**EXERCISE TASK:**
Each line in the entries below that holds the string "艾媒咨询" is to be listed.

**GIVEN DATA:**
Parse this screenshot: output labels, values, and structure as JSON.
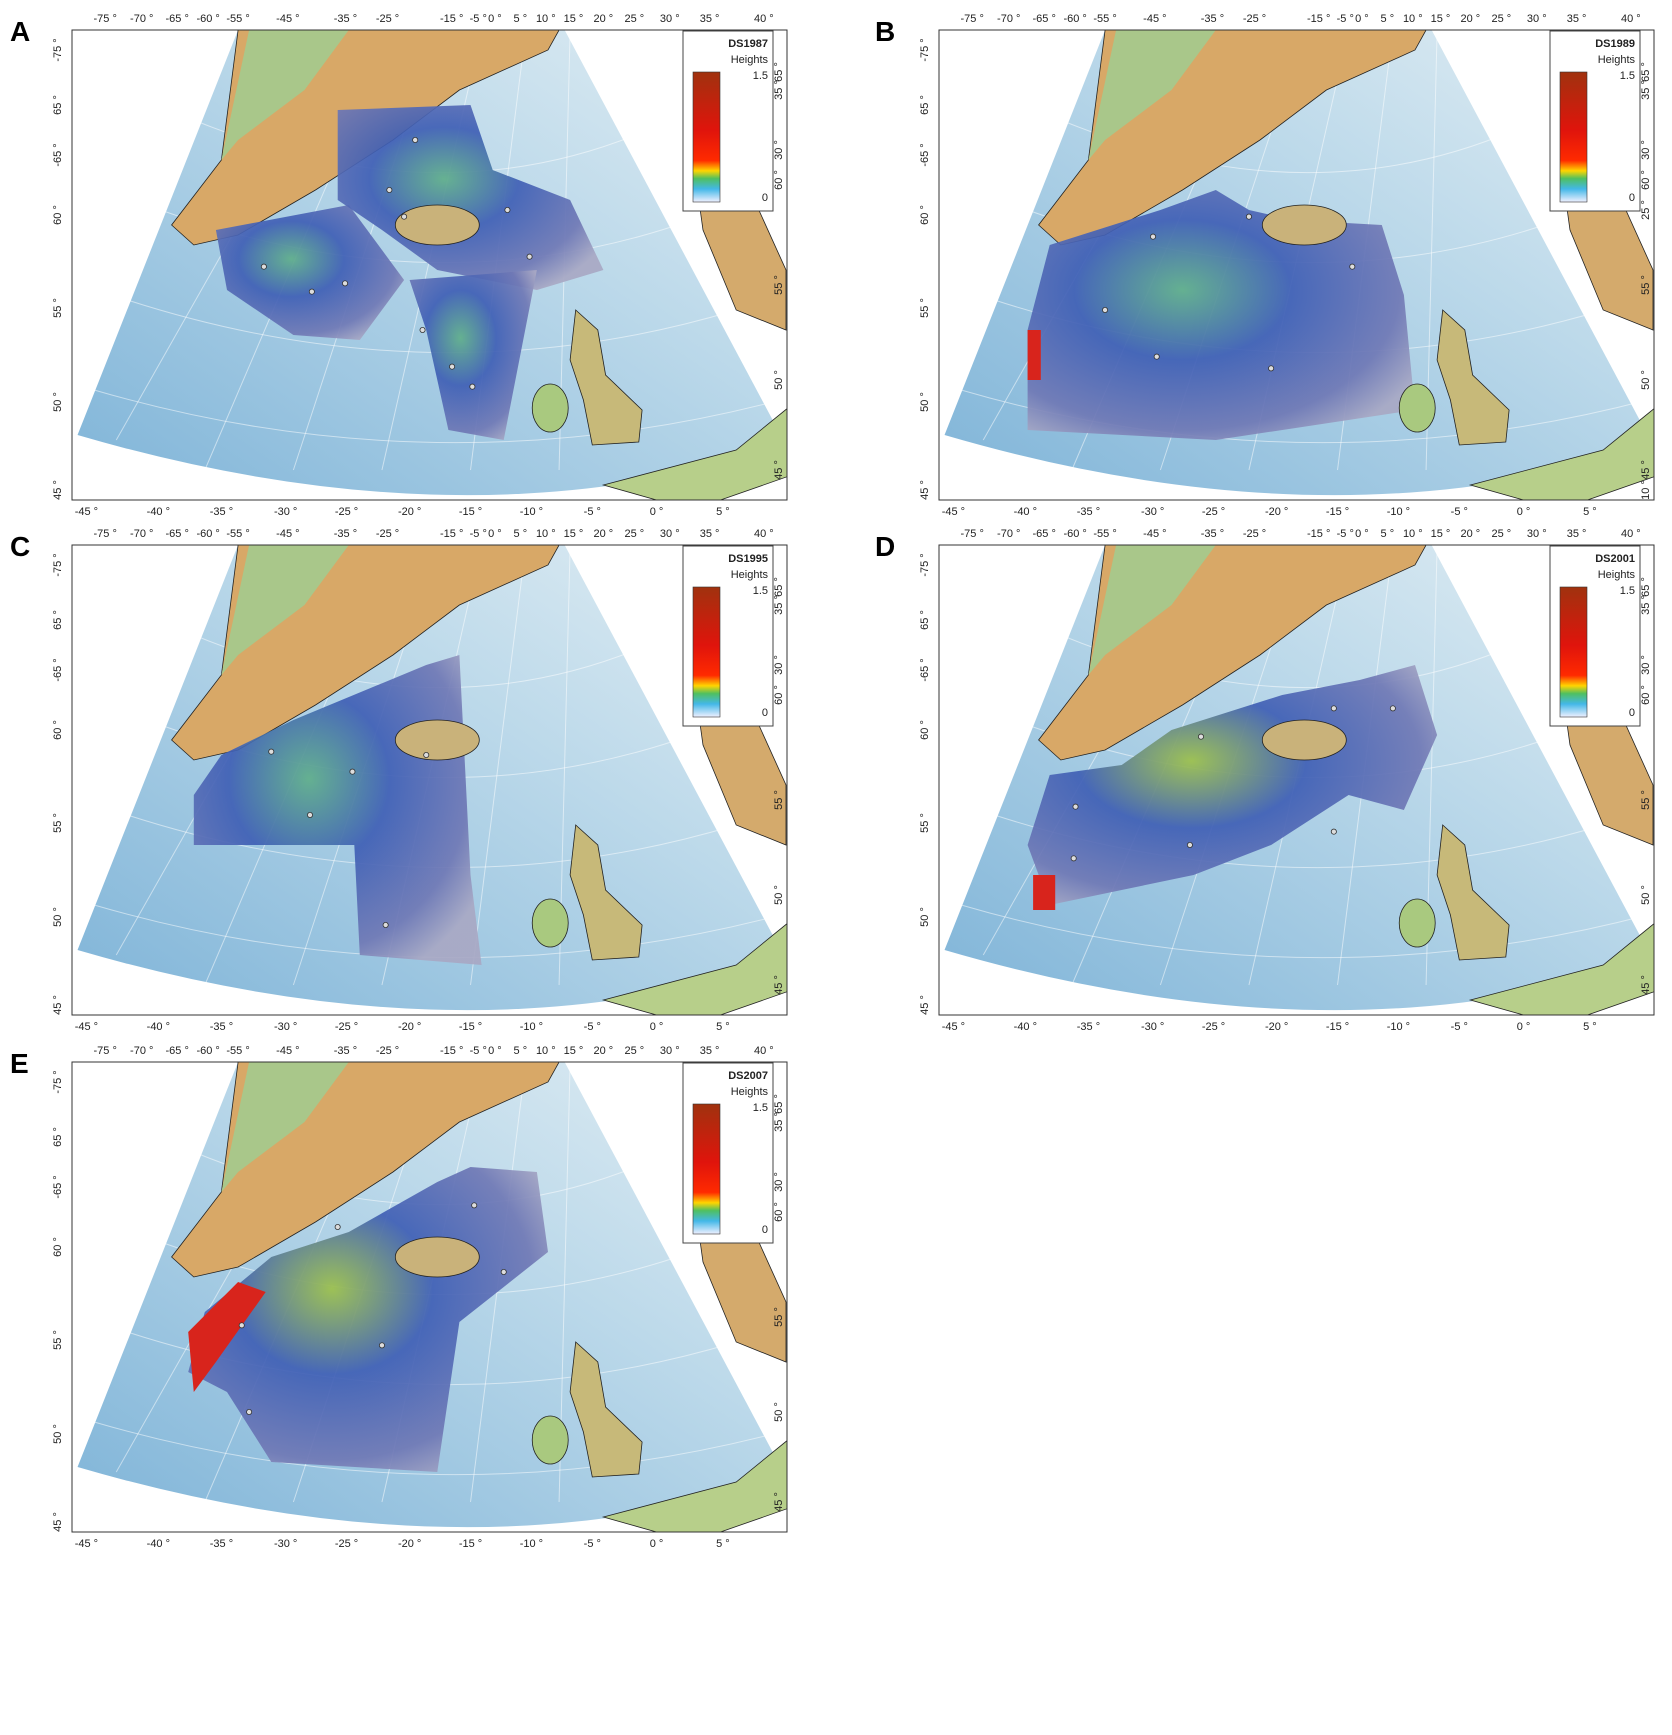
{
  "panels": [
    {
      "letter": "A",
      "legend_title": "DS1987"
    },
    {
      "letter": "B",
      "legend_title": "DS1989",
      "right_extra": [
        "25 °",
        "10 °"
      ]
    },
    {
      "letter": "C",
      "legend_title": "DS1995"
    },
    {
      "letter": "D",
      "legend_title": "DS2001"
    },
    {
      "letter": "E",
      "legend_title": "DS2007"
    }
  ],
  "legend": {
    "label": "Heights",
    "max": "1.5",
    "min": "0"
  },
  "axes": {
    "top": [
      "-75 °",
      "-70 °",
      "-65 °",
      "-60 °",
      "-55 °",
      "-45 °",
      "-35 °",
      "-25 °",
      "-15 °",
      "-5 °",
      "0 °",
      "5 °",
      "10 °",
      "15 °",
      "20 °",
      "25 °",
      "30 °",
      "35 °",
      "40 °"
    ],
    "bottom": [
      "-45 °",
      "-40 °",
      "-35 °",
      "-30 °",
      "-25 °",
      "-20 °",
      "-15 °",
      "-10 °",
      "-5 °",
      "0 °",
      "5 °"
    ],
    "left": [
      "-75 °",
      "65 °",
      "-65 °",
      "60 °",
      "55 °",
      "50 °",
      "45 °"
    ],
    "right": [
      "65 °",
      "35 °",
      "30 °",
      "60 °",
      "55 °",
      "50 °",
      "45 °"
    ]
  }
}
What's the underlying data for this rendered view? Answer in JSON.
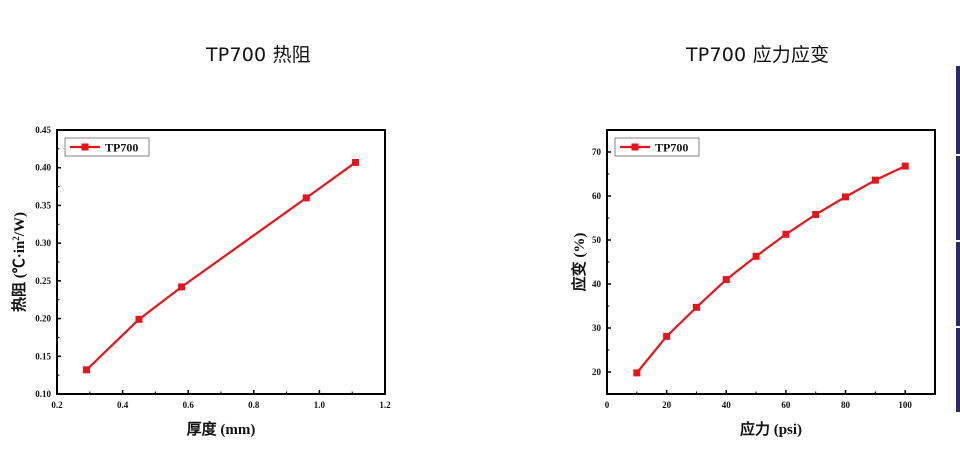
{
  "chart_data": [
    {
      "type": "line",
      "title": "TP700  热阻",
      "xlabel": "厚度 (mm)",
      "ylabel": "热阻 (℃·in²/W)",
      "xlim": [
        0.2,
        1.2
      ],
      "ylim": [
        0.1,
        0.45
      ],
      "xticks": [
        "0.2",
        "0.4",
        "0.6",
        "0.8",
        "1.0",
        "1.2"
      ],
      "yticks": [
        "0.10",
        "0.15",
        "0.20",
        "0.25",
        "0.30",
        "0.35",
        "0.40",
        "0.45"
      ],
      "legend": "top-left",
      "grid": false,
      "series": [
        {
          "name": "TP700",
          "color": "#e8141c",
          "marker": "square",
          "x": [
            0.29,
            0.45,
            0.58,
            0.96,
            1.11
          ],
          "y": [
            0.132,
            0.199,
            0.242,
            0.36,
            0.407
          ]
        }
      ]
    },
    {
      "type": "line",
      "title": "TP700  应力应变",
      "xlabel": "应力 (psi)",
      "ylabel": "应变 (%)",
      "xlim": [
        0,
        110
      ],
      "ylim": [
        15,
        75
      ],
      "xticks": [
        "0",
        "20",
        "40",
        "60",
        "80",
        "100"
      ],
      "yticks": [
        "20",
        "30",
        "40",
        "50",
        "60",
        "70"
      ],
      "legend": "top-left",
      "grid": false,
      "series": [
        {
          "name": "TP700",
          "color": "#e8141c",
          "marker": "square",
          "x": [
            10,
            20,
            30,
            40,
            50,
            60,
            70,
            80,
            90,
            100
          ],
          "y": [
            19.8,
            28.1,
            34.7,
            41.0,
            46.3,
            51.3,
            55.8,
            59.8,
            63.6,
            66.8
          ]
        }
      ]
    }
  ],
  "page": {
    "title_left": "TP700  热阻",
    "title_right": "TP700  应力应变",
    "ylabel_left_prefix": "热阻 (℃·in",
    "ylabel_left_sup": "2",
    "ylabel_left_suffix": "/W)"
  }
}
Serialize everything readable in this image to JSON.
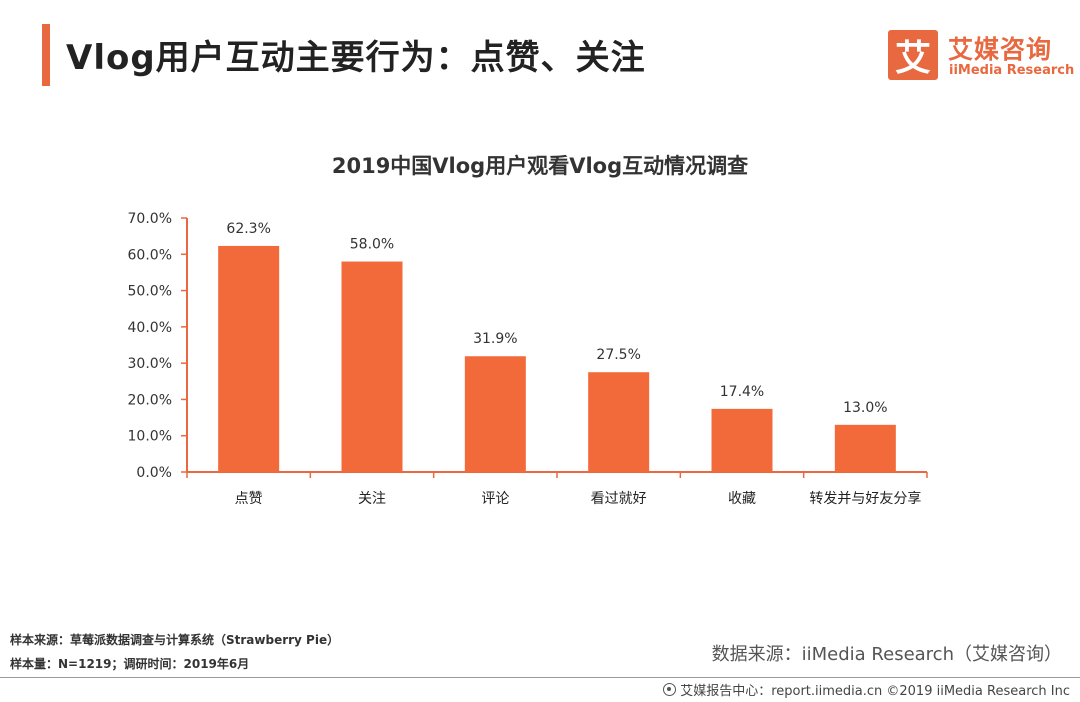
{
  "header": {
    "title": "Vlog用户互动主要行为：点赞、关注",
    "logo_mark": "艾",
    "logo_cn": "艾媒咨询",
    "logo_en": "iiMedia Research"
  },
  "footer": {
    "sample_source": "样本来源：草莓派数据调查与计算系统（Strawberry Pie）",
    "sample_size": "样本量：N=1219；调研时间：2019年6月",
    "data_source": "数据来源：iiMedia Research（艾媒咨询）",
    "credit": "艾媒报告中心：report.iimedia.cn  ©2019  iiMedia Research  Inc"
  },
  "colors": {
    "accent": "#e8683f",
    "bar": "#f26a3a",
    "axis": "#e8683f"
  },
  "chart_data": {
    "type": "bar",
    "title": "2019中国Vlog用户观看Vlog互动情况调查",
    "xlabel": "",
    "ylabel": "",
    "categories": [
      "点赞",
      "关注",
      "评论",
      "看过就好",
      "收藏",
      "转发并与好友分享"
    ],
    "values": [
      62.3,
      58.0,
      31.9,
      27.5,
      17.4,
      13.0
    ],
    "value_labels": [
      "62.3%",
      "58.0%",
      "31.9%",
      "27.5%",
      "17.4%",
      "13.0%"
    ],
    "ylim": [
      0,
      70
    ],
    "yticks": [
      "0.0%",
      "10.0%",
      "20.0%",
      "30.0%",
      "40.0%",
      "50.0%",
      "60.0%",
      "70.0%"
    ],
    "grid": false,
    "legend": "none"
  }
}
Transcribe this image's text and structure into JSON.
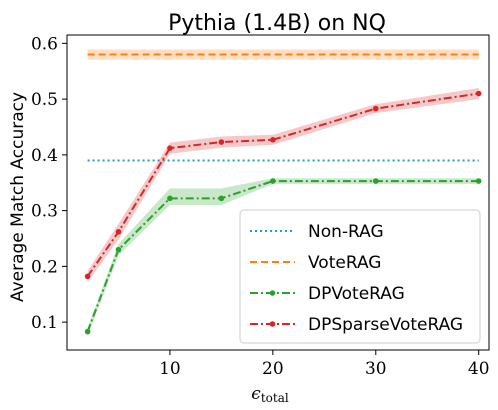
{
  "chart_data": {
    "type": "line",
    "title": "Pythia (1.4B) on NQ",
    "xlabel_symbol": "ϵ",
    "xlabel_subscript": "total",
    "ylabel": "Average Match Accuracy",
    "xlim": [
      0,
      41
    ],
    "ylim": [
      0.05,
      0.615
    ],
    "xticks": [
      10,
      20,
      30,
      40
    ],
    "yticks": [
      0.1,
      0.2,
      0.3,
      0.4,
      0.5,
      0.6
    ],
    "ytick_labels": [
      "0.1",
      "0.2",
      "0.3",
      "0.4",
      "0.5",
      "0.6"
    ],
    "grid": false,
    "legend_position": "lower-right",
    "series": [
      {
        "name": "Non-RAG",
        "style": "dotted",
        "color": "#1f9fbf",
        "x": [
          2,
          40
        ],
        "y": [
          0.39,
          0.39
        ],
        "markers": false
      },
      {
        "name": "VoteRAG",
        "style": "dashed",
        "color": "#ff7f0e",
        "x": [
          2,
          40
        ],
        "y": [
          0.58,
          0.58
        ],
        "band": [
          [
            0.571,
            0.589
          ],
          [
            0.571,
            0.589
          ]
        ],
        "markers": false
      },
      {
        "name": "DPVoteRAG",
        "style": "dashdot",
        "color": "#2ca02c",
        "x": [
          2,
          5,
          10,
          15,
          20,
          30,
          40
        ],
        "y": [
          0.083,
          0.23,
          0.322,
          0.322,
          0.353,
          0.353,
          0.353
        ],
        "band": [
          [
            0.075,
            0.09
          ],
          [
            0.22,
            0.24
          ],
          [
            0.31,
            0.34
          ],
          [
            0.31,
            0.34
          ],
          [
            0.348,
            0.358
          ],
          [
            0.348,
            0.358
          ],
          [
            0.348,
            0.358
          ]
        ],
        "markers": true
      },
      {
        "name": "DPSparseVoteRAG",
        "style": "dashdot",
        "color": "#d62728",
        "x": [
          2,
          5,
          10,
          15,
          20,
          30,
          40
        ],
        "y": [
          0.182,
          0.262,
          0.412,
          0.423,
          0.427,
          0.483,
          0.51
        ],
        "band": [
          [
            0.172,
            0.192
          ],
          [
            0.248,
            0.276
          ],
          [
            0.402,
            0.422
          ],
          [
            0.413,
            0.433
          ],
          [
            0.418,
            0.436
          ],
          [
            0.475,
            0.491
          ],
          [
            0.5,
            0.52
          ]
        ],
        "markers": true
      }
    ]
  }
}
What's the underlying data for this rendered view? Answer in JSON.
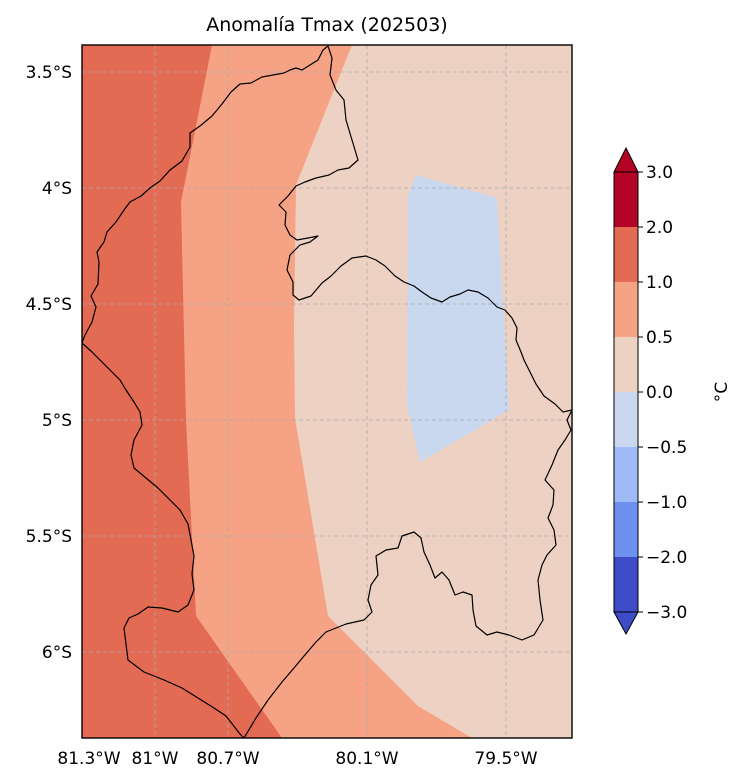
{
  "title": "Anomalía Tmax (202503)",
  "colors": {
    "red_2_3": "#b40426",
    "red_1_2": "#e36a53",
    "salmon_05_1": "#f6a385",
    "beige_0_05": "#edd2c4",
    "lightblue_m05_0": "#c9d7ef",
    "blue_m1_m05": "#9ebbf8",
    "blue_m2_m1": "#6e91f0",
    "blue_m3_m2": "#3d4cc6",
    "gridline": "#aaaaaa",
    "border": "#000000"
  },
  "lat_labels": [
    "3.5°S",
    "4°S",
    "4.5°S",
    "5°S",
    "5.5°S",
    "6°S"
  ],
  "lon_labels": [
    "81.3°W",
    "81°W",
    "80.7°W",
    "80.1°W",
    "79.5°W"
  ],
  "colorbar": {
    "unit": "°C",
    "ticks": [
      "3.0",
      "2.0",
      "1.0",
      "0.5",
      "0.0",
      "−0.5",
      "−1.0",
      "−2.0",
      "−3.0"
    ],
    "extend": "both"
  }
}
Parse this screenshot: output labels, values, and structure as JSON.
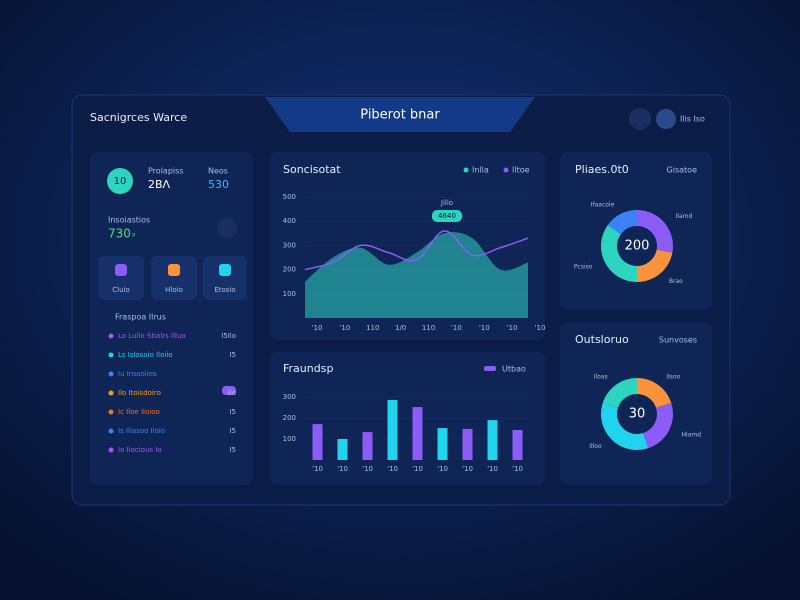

**OUTPUT BELOW:**
    "logo_cn": "艾媒咨询",
    "data_source": "数据来源：iiMedia Research（艾媒咨询）",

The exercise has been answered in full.